* TASK *
Collect the lines of the entries where "中华人民共和国政府采购法" shows up.

──────── PROVIDED RECORDS

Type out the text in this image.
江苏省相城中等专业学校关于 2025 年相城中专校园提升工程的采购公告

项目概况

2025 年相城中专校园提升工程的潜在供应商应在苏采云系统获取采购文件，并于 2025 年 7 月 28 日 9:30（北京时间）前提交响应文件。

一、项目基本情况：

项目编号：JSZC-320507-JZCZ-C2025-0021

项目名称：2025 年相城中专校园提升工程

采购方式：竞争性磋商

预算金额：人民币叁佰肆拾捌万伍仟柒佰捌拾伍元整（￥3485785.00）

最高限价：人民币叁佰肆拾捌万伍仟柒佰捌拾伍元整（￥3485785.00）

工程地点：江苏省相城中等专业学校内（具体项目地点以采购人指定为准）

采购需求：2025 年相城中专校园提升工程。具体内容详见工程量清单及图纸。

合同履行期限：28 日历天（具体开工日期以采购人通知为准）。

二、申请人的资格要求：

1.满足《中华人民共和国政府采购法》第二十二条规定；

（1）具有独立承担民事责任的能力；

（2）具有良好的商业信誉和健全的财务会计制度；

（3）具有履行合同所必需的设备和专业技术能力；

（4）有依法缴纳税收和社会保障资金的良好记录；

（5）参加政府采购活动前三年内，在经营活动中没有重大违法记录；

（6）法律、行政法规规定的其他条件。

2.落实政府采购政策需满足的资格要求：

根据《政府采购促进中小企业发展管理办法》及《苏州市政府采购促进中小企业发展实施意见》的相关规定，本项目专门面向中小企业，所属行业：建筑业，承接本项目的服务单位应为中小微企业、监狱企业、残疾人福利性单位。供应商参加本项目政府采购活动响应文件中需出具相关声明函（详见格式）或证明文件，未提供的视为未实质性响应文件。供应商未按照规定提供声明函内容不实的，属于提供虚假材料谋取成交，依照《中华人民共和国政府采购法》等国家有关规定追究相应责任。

────────────────

* EXPECTED ANSWER *
1.满足《中华人民共和国政府采购法》第二十二条规定；
根据《政府采购促进中小企业发展管理办法》及《苏州市政府采购促进中小企业发展实施意见》的相关规定，本项目专门面向中小企业，所属行业：建筑业，承接本项目的服务单位应为中小微企业、监狱企业、残疾人福利性单位。供应商参加本项目政府采购活动响应文件中需出具相关声明函（详见格式）或证明文件，未提供的视为未实质性响应文件。供应商未按照规定提供声明函内容不实的，属于提供虚假材料谋取成交，依照《中华人民共和国政府采购法》等国家有关规定追究相应责任。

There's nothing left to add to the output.